### Job
Write out the listing beneath this instruction in its entirety, exactly as it reads.

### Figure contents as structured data
»»

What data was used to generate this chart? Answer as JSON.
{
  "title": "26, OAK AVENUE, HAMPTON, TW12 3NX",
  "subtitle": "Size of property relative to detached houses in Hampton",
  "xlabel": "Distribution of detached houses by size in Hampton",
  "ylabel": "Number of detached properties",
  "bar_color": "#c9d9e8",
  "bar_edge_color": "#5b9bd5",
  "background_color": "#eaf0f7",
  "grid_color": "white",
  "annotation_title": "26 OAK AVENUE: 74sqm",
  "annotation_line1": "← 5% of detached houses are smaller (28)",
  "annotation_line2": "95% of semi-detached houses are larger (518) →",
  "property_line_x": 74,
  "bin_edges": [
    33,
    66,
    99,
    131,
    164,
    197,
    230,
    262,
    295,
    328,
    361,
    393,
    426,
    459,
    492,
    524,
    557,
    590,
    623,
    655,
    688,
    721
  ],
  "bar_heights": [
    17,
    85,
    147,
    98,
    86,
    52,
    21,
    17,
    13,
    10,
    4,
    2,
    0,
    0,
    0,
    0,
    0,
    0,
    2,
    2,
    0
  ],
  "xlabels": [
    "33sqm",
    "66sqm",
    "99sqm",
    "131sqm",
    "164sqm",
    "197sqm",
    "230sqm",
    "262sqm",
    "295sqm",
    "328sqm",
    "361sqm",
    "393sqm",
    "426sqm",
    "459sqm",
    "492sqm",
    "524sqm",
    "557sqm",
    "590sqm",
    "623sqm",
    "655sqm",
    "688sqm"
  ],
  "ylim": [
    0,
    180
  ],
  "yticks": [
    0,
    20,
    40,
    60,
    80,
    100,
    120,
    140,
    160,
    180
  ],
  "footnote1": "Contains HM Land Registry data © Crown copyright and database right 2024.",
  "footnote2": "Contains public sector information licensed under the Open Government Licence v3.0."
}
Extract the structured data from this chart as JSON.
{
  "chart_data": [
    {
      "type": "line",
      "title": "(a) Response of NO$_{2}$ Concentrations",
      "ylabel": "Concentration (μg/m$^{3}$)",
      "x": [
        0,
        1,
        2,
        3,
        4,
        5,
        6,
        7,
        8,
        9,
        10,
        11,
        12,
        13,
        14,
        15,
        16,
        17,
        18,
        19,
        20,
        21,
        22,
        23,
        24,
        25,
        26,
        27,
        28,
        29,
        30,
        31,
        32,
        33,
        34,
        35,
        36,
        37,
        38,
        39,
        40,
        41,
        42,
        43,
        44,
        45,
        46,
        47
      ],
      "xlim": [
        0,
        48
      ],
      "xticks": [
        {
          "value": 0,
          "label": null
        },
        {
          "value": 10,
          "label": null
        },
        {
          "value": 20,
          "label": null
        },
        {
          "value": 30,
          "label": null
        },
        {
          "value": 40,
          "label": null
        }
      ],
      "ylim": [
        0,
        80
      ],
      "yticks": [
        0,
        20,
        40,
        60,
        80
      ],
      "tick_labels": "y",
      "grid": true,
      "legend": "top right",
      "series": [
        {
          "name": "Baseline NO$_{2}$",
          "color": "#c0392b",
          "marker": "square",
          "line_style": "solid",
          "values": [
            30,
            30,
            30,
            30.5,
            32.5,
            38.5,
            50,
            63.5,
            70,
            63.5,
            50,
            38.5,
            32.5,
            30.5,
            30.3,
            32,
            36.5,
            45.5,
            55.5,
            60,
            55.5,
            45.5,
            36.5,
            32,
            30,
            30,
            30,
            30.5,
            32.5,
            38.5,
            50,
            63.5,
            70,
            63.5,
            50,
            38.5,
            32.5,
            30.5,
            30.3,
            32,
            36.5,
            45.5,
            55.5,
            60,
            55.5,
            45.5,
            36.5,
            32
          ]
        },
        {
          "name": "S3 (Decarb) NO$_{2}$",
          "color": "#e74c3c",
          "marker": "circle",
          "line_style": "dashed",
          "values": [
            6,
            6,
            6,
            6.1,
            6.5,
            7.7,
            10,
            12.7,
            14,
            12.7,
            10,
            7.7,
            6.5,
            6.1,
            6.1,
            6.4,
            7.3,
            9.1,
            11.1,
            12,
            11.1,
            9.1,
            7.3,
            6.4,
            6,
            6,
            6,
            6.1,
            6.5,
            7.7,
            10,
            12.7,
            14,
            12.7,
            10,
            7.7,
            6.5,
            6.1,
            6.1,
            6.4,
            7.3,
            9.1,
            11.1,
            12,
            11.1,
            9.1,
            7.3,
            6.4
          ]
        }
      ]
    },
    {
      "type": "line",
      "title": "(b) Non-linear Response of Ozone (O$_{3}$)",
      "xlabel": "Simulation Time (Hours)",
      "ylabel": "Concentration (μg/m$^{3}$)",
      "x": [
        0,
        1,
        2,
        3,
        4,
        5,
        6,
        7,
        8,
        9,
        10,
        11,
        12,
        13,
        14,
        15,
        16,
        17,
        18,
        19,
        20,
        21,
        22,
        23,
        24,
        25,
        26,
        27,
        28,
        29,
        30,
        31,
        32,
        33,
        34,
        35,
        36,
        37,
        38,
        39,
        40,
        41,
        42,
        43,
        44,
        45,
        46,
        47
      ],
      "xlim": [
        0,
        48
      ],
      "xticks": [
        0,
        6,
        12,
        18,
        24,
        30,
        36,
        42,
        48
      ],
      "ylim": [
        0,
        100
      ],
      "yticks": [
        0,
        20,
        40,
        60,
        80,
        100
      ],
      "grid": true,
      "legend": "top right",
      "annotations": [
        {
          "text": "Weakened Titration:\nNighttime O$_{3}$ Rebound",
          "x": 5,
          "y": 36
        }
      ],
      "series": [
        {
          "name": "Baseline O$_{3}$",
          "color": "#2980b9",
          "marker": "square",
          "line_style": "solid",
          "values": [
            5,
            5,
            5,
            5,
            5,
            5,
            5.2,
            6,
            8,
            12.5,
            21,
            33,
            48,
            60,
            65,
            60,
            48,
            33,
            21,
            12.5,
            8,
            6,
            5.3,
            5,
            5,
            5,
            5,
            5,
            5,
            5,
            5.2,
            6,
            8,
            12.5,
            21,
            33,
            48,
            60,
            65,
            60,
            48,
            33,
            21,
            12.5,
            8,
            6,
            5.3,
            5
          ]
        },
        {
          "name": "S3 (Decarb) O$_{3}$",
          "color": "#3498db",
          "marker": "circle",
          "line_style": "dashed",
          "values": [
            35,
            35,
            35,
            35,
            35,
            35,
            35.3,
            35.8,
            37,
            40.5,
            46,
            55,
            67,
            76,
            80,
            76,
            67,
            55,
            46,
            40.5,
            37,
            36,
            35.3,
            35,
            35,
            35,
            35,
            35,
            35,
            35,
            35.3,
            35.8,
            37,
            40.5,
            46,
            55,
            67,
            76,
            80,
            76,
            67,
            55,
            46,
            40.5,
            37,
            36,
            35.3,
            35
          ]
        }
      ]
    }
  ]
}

««

### Result
What data was used to generate this chart? Answer as JSON.
{
  "title": "26, OAK AVENUE, HAMPTON, TW12 3NX",
  "subtitle": "Size of property relative to detached houses in Hampton",
  "xlabel": "Distribution of detached houses by size in Hampton",
  "ylabel": "Number of detached properties",
  "bar_color": "#c9d9e8",
  "bar_edge_color": "#5b9bd5",
  "background_color": "#eaf0f7",
  "grid_color": "white",
  "annotation_title": "26 OAK AVENUE: 74sqm",
  "annotation_line1": "← 5% of detached houses are smaller (28)",
  "annotation_line2": "95% of semi-detached houses are larger (518) →",
  "property_line_x": 74,
  "bin_edges": [
    33,
    66,
    99,
    131,
    164,
    197,
    230,
    262,
    295,
    328,
    361,
    393,
    426,
    459,
    492,
    524,
    557,
    590,
    623,
    655,
    688,
    721
  ],
  "bar_heights": [
    17,
    85,
    147,
    98,
    86,
    52,
    21,
    17,
    13,
    10,
    4,
    2,
    0,
    0,
    0,
    0,
    0,
    0,
    2,
    2,
    0
  ],
  "xlabels": [
    "33sqm",
    "66sqm",
    "99sqm",
    "131sqm",
    "164sqm",
    "197sqm",
    "230sqm",
    "262sqm",
    "295sqm",
    "328sqm",
    "361sqm",
    "393sqm",
    "426sqm",
    "459sqm",
    "492sqm",
    "524sqm",
    "557sqm",
    "590sqm",
    "623sqm",
    "655sqm",
    "688sqm"
  ],
  "ylim": [
    0,
    180
  ],
  "yticks": [
    0,
    20,
    40,
    60,
    80,
    100,
    120,
    140,
    160,
    180
  ],
  "footnote1": "Contains HM Land Registry data © Crown copyright and database right 2024.",
  "footnote2": "Contains public sector information licensed under the Open Government Licence v3.0."
}
Extract the structured data from this chart as JSON.
{
  "chart_data": [
    {
      "type": "line",
      "title": "(a) Response of NO$_{2}$ Concentrations",
      "ylabel": "Concentration (μg/m$^{3}$)",
      "x": [
        0,
        1,
        2,
        3,
        4,
        5,
        6,
        7,
        8,
        9,
        10,
        11,
        12,
        13,
        14,
        15,
        16,
        17,
        18,
        19,
        20,
        21,
        22,
        23,
        24,
        25,
        26,
        27,
        28,
        29,
        30,
        31,
        32,
        33,
        34,
        35,
        36,
        37,
        38,
        39,
        40,
        41,
        42,
        43,
        44,
        45,
        46,
        47
      ],
      "xlim": [
        0,
        48
      ],
      "xticks": [
        {
          "value": 0,
          "label": null
        },
        {
          "value": 10,
          "label": null
        },
        {
          "value": 20,
          "label": null
        },
        {
          "value": 30,
          "label": null
        },
        {
          "value": 40,
          "label": null
        }
      ],
      "ylim": [
        0,
        80
      ],
      "yticks": [
        0,
        20,
        40,
        60,
        80
      ],
      "tick_labels": "y",
      "grid": true,
      "legend": "top right",
      "series": [
        {
          "name": "Baseline NO$_{2}$",
          "color": "#c0392b",
          "marker": "square",
          "line_style": "solid",
          "values": [
            30,
            30,
            30,
            30.5,
            32.5,
            38.5,
            50,
            63.5,
            70,
            63.5,
            50,
            38.5,
            32.5,
            30.5,
            30.3,
            32,
            36.5,
            45.5,
            55.5,
            60,
            55.5,
            45.5,
            36.5,
            32,
            30,
            30,
            30,
            30.5,
            32.5,
            38.5,
            50,
            63.5,
            70,
            63.5,
            50,
            38.5,
            32.5,
            30.5,
            30.3,
            32,
            36.5,
            45.5,
            55.5,
            60,
            55.5,
            45.5,
            36.5,
            32
          ]
        },
        {
          "name": "S3 (Decarb) NO$_{2}$",
          "color": "#e74c3c",
          "marker": "circle",
          "line_style": "dashed",
          "values": [
            6,
            6,
            6,
            6.1,
            6.5,
            7.7,
            10,
            12.7,
            14,
            12.7,
            10,
            7.7,
            6.5,
            6.1,
            6.1,
            6.4,
            7.3,
            9.1,
            11.1,
            12,
            11.1,
            9.1,
            7.3,
            6.4,
            6,
            6,
            6,
            6.1,
            6.5,
            7.7,
            10,
            12.7,
            14,
            12.7,
            10,
            7.7,
            6.5,
            6.1,
            6.1,
            6.4,
            7.3,
            9.1,
            11.1,
            12,
            11.1,
            9.1,
            7.3,
            6.4
          ]
        }
      ]
    },
    {
      "type": "line",
      "title": "(b) Non-linear Response of Ozone (O$_{3}$)",
      "xlabel": "Simulation Time (Hours)",
      "ylabel": "Concentration (μg/m$^{3}$)",
      "x": [
        0,
        1,
        2,
        3,
        4,
        5,
        6,
        7,
        8,
        9,
        10,
        11,
        12,
        13,
        14,
        15,
        16,
        17,
        18,
        19,
        20,
        21,
        22,
        23,
        24,
        25,
        26,
        27,
        28,
        29,
        30,
        31,
        32,
        33,
        34,
        35,
        36,
        37,
        38,
        39,
        40,
        41,
        42,
        43,
        44,
        45,
        46,
        47
      ],
      "xlim": [
        0,
        48
      ],
      "xticks": [
        0,
        6,
        12,
        18,
        24,
        30,
        36,
        42,
        48
      ],
      "ylim": [
        0,
        100
      ],
      "yticks": [
        0,
        20,
        40,
        60,
        80,
        100
      ],
      "grid": true,
      "legend": "top right",
      "annotations": [
        {
          "text": "Weakened Titration:\nNighttime O$_{3}$ Rebound",
          "x": 5,
          "y": 36
        }
      ],
      "series": [
        {
          "name": "Baseline O$_{3}$",
          "color": "#2980b9",
          "marker": "square",
          "line_style": "solid",
          "values": [
            5,
            5,
            5,
            5,
            5,
            5,
            5.2,
            6,
            8,
            12.5,
            21,
            33,
            48,
            60,
            65,
            60,
            48,
            33,
            21,
            12.5,
            8,
            6,
            5.3,
            5,
            5,
            5,
            5,
            5,
            5,
            5,
            5.2,
            6,
            8,
            12.5,
            21,
            33,
            48,
            60,
            65,
            60,
            48,
            33,
            21,
            12.5,
            8,
            6,
            5.3,
            5
          ]
        },
        {
          "name": "S3 (Decarb) O$_{3}$",
          "color": "#3498db",
          "marker": "circle",
          "line_style": "dashed",
          "values": [
            35,
            35,
            35,
            35,
            35,
            35,
            35.3,
            35.8,
            37,
            40.5,
            46,
            55,
            67,
            76,
            80,
            76,
            67,
            55,
            46,
            40.5,
            37,
            36,
            35.3,
            35,
            35,
            35,
            35,
            35,
            35,
            35,
            35.3,
            35.8,
            37,
            40.5,
            46,
            55,
            67,
            76,
            80,
            76,
            67,
            55,
            46,
            40.5,
            37,
            36,
            35.3,
            35
          ]
        }
      ]
    }
  ]
}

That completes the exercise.